Job: Give the data a second time, exactly and in full.

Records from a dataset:
------------------------------------
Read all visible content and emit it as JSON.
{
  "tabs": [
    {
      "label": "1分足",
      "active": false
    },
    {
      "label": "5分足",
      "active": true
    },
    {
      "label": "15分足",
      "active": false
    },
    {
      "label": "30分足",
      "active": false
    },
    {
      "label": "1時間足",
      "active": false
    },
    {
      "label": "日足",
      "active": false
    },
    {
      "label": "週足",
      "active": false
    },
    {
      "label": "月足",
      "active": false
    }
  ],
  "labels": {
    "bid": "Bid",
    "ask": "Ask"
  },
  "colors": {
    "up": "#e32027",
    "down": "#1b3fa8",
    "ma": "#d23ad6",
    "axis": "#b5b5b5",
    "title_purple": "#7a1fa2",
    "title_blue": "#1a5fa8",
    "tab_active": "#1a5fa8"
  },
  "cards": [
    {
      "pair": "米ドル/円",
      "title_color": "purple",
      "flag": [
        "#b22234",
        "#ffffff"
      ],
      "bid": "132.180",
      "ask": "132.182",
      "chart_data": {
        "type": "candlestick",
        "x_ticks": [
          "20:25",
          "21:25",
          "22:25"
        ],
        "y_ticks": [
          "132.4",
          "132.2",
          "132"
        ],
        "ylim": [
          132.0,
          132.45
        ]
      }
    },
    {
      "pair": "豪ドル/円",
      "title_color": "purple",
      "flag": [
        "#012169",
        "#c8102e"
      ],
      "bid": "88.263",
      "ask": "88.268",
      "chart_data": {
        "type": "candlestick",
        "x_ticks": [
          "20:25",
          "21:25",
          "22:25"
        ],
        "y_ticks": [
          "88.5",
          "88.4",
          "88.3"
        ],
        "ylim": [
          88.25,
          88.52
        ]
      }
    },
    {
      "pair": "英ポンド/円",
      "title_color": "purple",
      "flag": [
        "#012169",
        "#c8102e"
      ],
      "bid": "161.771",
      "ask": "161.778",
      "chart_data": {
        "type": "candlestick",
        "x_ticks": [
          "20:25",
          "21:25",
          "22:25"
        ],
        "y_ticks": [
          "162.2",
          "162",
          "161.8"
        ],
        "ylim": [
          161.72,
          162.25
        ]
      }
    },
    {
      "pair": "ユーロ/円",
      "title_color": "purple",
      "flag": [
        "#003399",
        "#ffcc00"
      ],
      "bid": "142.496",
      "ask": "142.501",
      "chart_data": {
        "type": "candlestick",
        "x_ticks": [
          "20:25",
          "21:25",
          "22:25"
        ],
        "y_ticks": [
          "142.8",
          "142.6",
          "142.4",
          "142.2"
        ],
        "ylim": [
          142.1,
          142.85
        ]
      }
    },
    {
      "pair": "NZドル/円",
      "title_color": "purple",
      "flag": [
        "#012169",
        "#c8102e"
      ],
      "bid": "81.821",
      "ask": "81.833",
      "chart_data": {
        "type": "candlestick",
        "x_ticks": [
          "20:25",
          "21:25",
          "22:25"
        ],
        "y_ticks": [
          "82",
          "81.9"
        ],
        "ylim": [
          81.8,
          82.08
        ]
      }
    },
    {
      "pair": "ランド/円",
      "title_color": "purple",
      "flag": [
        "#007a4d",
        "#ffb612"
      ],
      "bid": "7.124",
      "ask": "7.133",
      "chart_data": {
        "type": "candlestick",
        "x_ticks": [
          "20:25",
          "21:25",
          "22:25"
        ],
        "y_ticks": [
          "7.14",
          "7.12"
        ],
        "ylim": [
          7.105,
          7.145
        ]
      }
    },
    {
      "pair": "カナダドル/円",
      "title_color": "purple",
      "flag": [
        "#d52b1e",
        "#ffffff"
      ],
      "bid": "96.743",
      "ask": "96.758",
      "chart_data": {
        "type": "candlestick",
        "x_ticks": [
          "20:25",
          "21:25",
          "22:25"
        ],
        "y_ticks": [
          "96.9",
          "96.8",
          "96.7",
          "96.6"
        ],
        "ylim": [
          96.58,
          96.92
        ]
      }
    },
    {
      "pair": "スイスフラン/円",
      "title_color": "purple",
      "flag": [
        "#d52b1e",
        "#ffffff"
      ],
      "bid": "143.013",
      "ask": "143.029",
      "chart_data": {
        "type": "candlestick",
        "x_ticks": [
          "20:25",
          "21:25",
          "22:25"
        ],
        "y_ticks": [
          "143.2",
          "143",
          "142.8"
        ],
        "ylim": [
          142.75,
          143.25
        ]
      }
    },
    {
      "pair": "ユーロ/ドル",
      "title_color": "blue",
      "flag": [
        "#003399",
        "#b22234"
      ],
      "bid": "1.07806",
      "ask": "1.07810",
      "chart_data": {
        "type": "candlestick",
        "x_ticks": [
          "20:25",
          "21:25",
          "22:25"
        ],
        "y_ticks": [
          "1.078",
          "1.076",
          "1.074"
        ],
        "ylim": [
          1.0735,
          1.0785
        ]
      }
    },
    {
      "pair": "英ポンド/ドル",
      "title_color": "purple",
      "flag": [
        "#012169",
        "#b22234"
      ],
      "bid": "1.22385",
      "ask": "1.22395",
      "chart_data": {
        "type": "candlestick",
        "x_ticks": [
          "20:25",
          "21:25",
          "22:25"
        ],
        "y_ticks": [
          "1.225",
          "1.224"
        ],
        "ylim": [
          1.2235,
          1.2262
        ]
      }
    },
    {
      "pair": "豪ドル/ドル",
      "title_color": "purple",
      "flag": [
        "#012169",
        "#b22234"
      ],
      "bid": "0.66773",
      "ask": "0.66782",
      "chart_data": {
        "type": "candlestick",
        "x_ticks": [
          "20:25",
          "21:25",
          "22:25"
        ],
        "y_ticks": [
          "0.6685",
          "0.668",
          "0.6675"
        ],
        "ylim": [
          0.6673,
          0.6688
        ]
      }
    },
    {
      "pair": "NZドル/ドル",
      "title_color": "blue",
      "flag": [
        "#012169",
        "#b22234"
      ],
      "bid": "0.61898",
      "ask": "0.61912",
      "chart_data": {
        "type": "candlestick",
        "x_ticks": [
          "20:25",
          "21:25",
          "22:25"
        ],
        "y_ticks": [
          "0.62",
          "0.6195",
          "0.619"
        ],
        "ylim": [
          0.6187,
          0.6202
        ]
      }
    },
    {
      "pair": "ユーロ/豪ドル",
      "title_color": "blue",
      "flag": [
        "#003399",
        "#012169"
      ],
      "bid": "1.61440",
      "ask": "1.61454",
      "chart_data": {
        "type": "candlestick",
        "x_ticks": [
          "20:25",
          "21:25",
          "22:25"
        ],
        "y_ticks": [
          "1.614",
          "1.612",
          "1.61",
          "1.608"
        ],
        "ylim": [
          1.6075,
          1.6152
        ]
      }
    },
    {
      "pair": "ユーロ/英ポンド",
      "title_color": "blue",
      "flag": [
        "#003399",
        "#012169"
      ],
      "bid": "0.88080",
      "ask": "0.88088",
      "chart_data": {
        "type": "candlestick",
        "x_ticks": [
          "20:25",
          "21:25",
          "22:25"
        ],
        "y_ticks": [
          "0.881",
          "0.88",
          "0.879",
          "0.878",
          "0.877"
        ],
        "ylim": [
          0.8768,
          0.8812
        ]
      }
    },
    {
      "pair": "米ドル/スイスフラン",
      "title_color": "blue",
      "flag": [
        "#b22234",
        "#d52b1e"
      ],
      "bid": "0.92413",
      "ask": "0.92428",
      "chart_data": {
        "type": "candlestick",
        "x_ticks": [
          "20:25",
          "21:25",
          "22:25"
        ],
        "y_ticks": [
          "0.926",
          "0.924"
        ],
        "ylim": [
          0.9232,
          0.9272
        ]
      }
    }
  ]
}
------------------------------------
Result for this task:
Read all visible content and emit it as JSON.
{
  "tabs": [
    {
      "label": "1分足",
      "active": false
    },
    {
      "label": "5分足",
      "active": true
    },
    {
      "label": "15分足",
      "active": false
    },
    {
      "label": "30分足",
      "active": false
    },
    {
      "label": "1時間足",
      "active": false
    },
    {
      "label": "日足",
      "active": false
    },
    {
      "label": "週足",
      "active": false
    },
    {
      "label": "月足",
      "active": false
    }
  ],
  "labels": {
    "bid": "Bid",
    "ask": "Ask"
  },
  "colors": {
    "up": "#e32027",
    "down": "#1b3fa8",
    "ma": "#d23ad6",
    "axis": "#b5b5b5",
    "title_purple": "#7a1fa2",
    "title_blue": "#1a5fa8",
    "tab_active": "#1a5fa8"
  },
  "cards": [
    {
      "pair": "米ドル/円",
      "title_color": "purple",
      "flag": [
        "#b22234",
        "#ffffff"
      ],
      "bid": "132.180",
      "ask": "132.182",
      "chart_data": {
        "type": "candlestick",
        "x_ticks": [
          "20:25",
          "21:25",
          "22:25"
        ],
        "y_ticks": [
          "132.4",
          "132.2",
          "132"
        ],
        "ylim": [
          132.0,
          132.45
        ]
      }
    },
    {
      "pair": "豪ドル/円",
      "title_color": "purple",
      "flag": [
        "#012169",
        "#c8102e"
      ],
      "bid": "88.263",
      "ask": "88.268",
      "chart_data": {
        "type": "candlestick",
        "x_ticks": [
          "20:25",
          "21:25",
          "22:25"
        ],
        "y_ticks": [
          "88.5",
          "88.4",
          "88.3"
        ],
        "ylim": [
          88.25,
          88.52
        ]
      }
    },
    {
      "pair": "英ポンド/円",
      "title_color": "purple",
      "flag": [
        "#012169",
        "#c8102e"
      ],
      "bid": "161.771",
      "ask": "161.778",
      "chart_data": {
        "type": "candlestick",
        "x_ticks": [
          "20:25",
          "21:25",
          "22:25"
        ],
        "y_ticks": [
          "162.2",
          "162",
          "161.8"
        ],
        "ylim": [
          161.72,
          162.25
        ]
      }
    },
    {
      "pair": "ユーロ/円",
      "title_color": "purple",
      "flag": [
        "#003399",
        "#ffcc00"
      ],
      "bid": "142.496",
      "ask": "142.501",
      "chart_data": {
        "type": "candlestick",
        "x_ticks": [
          "20:25",
          "21:25",
          "22:25"
        ],
        "y_ticks": [
          "142.8",
          "142.6",
          "142.4",
          "142.2"
        ],
        "ylim": [
          142.1,
          142.85
        ]
      }
    },
    {
      "pair": "NZドル/円",
      "title_color": "purple",
      "flag": [
        "#012169",
        "#c8102e"
      ],
      "bid": "81.821",
      "ask": "81.833",
      "chart_data": {
        "type": "candlestick",
        "x_ticks": [
          "20:25",
          "21:25",
          "22:25"
        ],
        "y_ticks": [
          "82",
          "81.9"
        ],
        "ylim": [
          81.8,
          82.08
        ]
      }
    },
    {
      "pair": "ランド/円",
      "title_color": "purple",
      "flag": [
        "#007a4d",
        "#ffb612"
      ],
      "bid": "7.124",
      "ask": "7.133",
      "chart_data": {
        "type": "candlestick",
        "x_ticks": [
          "20:25",
          "21:25",
          "22:25"
        ],
        "y_ticks": [
          "7.14",
          "7.12"
        ],
        "ylim": [
          7.105,
          7.145
        ]
      }
    },
    {
      "pair": "カナダドル/円",
      "title_color": "purple",
      "flag": [
        "#d52b1e",
        "#ffffff"
      ],
      "bid": "96.743",
      "ask": "96.758",
      "chart_data": {
        "type": "candlestick",
        "x_ticks": [
          "20:25",
          "21:25",
          "22:25"
        ],
        "y_ticks": [
          "96.9",
          "96.8",
          "96.7",
          "96.6"
        ],
        "ylim": [
          96.58,
          96.92
        ]
      }
    },
    {
      "pair": "スイスフラン/円",
      "title_color": "purple",
      "flag": [
        "#d52b1e",
        "#ffffff"
      ],
      "bid": "143.013",
      "ask": "143.029",
      "chart_data": {
        "type": "candlestick",
        "x_ticks": [
          "20:25",
          "21:25",
          "22:25"
        ],
        "y_ticks": [
          "143.2",
          "143",
          "142.8"
        ],
        "ylim": [
          142.75,
          143.25
        ]
      }
    },
    {
      "pair": "ユーロ/ドル",
      "title_color": "blue",
      "flag": [
        "#003399",
        "#b22234"
      ],
      "bid": "1.07806",
      "ask": "1.07810",
      "chart_data": {
        "type": "candlestick",
        "x_ticks": [
          "20:25",
          "21:25",
          "22:25"
        ],
        "y_ticks": [
          "1.078",
          "1.076",
          "1.074"
        ],
        "ylim": [
          1.0735,
          1.0785
        ]
      }
    },
    {
      "pair": "英ポンド/ドル",
      "title_color": "purple",
      "flag": [
        "#012169",
        "#b22234"
      ],
      "bid": "1.22385",
      "ask": "1.22395",
      "chart_data": {
        "type": "candlestick",
        "x_ticks": [
          "20:25",
          "21:25",
          "22:25"
        ],
        "y_ticks": [
          "1.225",
          "1.224"
        ],
        "ylim": [
          1.2235,
          1.2262
        ]
      }
    },
    {
      "pair": "豪ドル/ドル",
      "title_color": "purple",
      "flag": [
        "#012169",
        "#b22234"
      ],
      "bid": "0.66773",
      "ask": "0.66782",
      "chart_data": {
        "type": "candlestick",
        "x_ticks": [
          "20:25",
          "21:25",
          "22:25"
        ],
        "y_ticks": [
          "0.6685",
          "0.668",
          "0.6675"
        ],
        "ylim": [
          0.6673,
          0.6688
        ]
      }
    },
    {
      "pair": "NZドル/ドル",
      "title_color": "blue",
      "flag": [
        "#012169",
        "#b22234"
      ],
      "bid": "0.61898",
      "ask": "0.61912",
      "chart_data": {
        "type": "candlestick",
        "x_ticks": [
          "20:25",
          "21:25",
          "22:25"
        ],
        "y_ticks": [
          "0.62",
          "0.6195",
          "0.619"
        ],
        "ylim": [
          0.6187,
          0.6202
        ]
      }
    },
    {
      "pair": "ユーロ/豪ドル",
      "title_color": "blue",
      "flag": [
        "#003399",
        "#012169"
      ],
      "bid": "1.61440",
      "ask": "1.61454",
      "chart_data": {
        "type": "candlestick",
        "x_ticks": [
          "20:25",
          "21:25",
          "22:25"
        ],
        "y_ticks": [
          "1.614",
          "1.612",
          "1.61",
          "1.608"
        ],
        "ylim": [
          1.6075,
          1.6152
        ]
      }
    },
    {
      "pair": "ユーロ/英ポンド",
      "title_color": "blue",
      "flag": [
        "#003399",
        "#012169"
      ],
      "bid": "0.88080",
      "ask": "0.88088",
      "chart_data": {
        "type": "candlestick",
        "x_ticks": [
          "20:25",
          "21:25",
          "22:25"
        ],
        "y_ticks": [
          "0.881",
          "0.88",
          "0.879",
          "0.878",
          "0.877"
        ],
        "ylim": [
          0.8768,
          0.8812
        ]
      }
    },
    {
      "pair": "米ドル/スイスフラン",
      "title_color": "blue",
      "flag": [
        "#b22234",
        "#d52b1e"
      ],
      "bid": "0.92413",
      "ask": "0.92428",
      "chart_data": {
        "type": "candlestick",
        "x_ticks": [
          "20:25",
          "21:25",
          "22:25"
        ],
        "y_ticks": [
          "0.926",
          "0.924"
        ],
        "ylim": [
          0.9232,
          0.9272
        ]
      }
    }
  ]
}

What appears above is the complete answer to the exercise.